▶ **Prompt**
Single out the lines that include the word "name". Copy them.

═══ Supplied data

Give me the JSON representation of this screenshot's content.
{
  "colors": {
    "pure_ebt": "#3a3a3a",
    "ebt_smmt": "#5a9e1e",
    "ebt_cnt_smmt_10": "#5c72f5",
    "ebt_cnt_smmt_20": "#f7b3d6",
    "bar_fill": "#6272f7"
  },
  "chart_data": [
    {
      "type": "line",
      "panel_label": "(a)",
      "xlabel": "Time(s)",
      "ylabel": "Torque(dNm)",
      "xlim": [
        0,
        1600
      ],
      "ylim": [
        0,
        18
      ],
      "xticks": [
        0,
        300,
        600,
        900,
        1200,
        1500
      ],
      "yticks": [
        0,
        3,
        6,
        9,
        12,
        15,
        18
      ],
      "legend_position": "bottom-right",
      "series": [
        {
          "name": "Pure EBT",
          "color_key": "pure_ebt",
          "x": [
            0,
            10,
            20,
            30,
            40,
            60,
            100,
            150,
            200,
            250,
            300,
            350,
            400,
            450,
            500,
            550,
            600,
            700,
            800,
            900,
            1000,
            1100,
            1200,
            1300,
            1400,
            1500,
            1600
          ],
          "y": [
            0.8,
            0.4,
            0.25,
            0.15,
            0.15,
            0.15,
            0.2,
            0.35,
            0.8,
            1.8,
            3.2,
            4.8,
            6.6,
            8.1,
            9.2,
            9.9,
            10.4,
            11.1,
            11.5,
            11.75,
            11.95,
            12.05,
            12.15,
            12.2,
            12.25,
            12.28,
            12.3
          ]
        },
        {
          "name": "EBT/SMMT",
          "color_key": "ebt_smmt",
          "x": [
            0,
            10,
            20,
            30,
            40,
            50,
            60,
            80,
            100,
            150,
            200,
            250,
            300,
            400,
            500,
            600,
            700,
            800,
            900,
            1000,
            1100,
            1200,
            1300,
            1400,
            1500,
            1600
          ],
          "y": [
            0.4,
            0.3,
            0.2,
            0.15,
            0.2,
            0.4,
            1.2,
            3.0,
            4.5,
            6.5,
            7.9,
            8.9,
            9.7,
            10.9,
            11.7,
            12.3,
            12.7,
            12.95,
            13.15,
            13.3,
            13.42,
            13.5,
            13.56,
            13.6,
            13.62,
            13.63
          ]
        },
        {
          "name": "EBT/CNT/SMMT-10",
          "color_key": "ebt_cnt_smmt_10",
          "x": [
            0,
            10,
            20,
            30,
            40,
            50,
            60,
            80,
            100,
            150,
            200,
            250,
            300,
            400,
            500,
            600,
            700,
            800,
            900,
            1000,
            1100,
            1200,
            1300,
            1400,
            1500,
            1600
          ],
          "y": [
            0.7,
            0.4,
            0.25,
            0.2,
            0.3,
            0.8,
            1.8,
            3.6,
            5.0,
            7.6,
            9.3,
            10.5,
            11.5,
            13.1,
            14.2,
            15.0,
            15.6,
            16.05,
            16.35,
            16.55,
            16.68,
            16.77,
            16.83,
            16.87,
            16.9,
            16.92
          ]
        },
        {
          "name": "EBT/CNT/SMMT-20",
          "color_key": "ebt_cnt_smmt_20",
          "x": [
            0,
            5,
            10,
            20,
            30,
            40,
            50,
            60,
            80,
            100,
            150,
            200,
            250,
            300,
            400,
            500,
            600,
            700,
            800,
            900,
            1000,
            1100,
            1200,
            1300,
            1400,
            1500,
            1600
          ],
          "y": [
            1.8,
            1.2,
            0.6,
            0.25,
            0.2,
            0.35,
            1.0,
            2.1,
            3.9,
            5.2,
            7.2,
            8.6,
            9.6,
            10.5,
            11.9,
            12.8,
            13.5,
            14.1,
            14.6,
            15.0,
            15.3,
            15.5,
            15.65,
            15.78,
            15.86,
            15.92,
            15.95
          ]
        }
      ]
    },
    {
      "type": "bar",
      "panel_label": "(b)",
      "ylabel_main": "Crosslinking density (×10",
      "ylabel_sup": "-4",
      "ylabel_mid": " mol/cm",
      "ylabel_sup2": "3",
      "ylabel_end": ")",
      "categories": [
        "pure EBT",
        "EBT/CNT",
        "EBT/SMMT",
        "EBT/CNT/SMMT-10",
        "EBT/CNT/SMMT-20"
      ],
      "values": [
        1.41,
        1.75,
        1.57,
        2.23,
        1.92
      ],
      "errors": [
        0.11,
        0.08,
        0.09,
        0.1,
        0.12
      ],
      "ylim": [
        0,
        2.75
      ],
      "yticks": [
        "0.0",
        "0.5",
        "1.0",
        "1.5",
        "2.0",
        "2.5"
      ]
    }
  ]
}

══════

▶ **Task result**
          "name": "Pure EBT",
          "name": "EBT/SMMT",
          "name": "EBT/CNT/SMMT-10",
          "name": "EBT/CNT/SMMT-20",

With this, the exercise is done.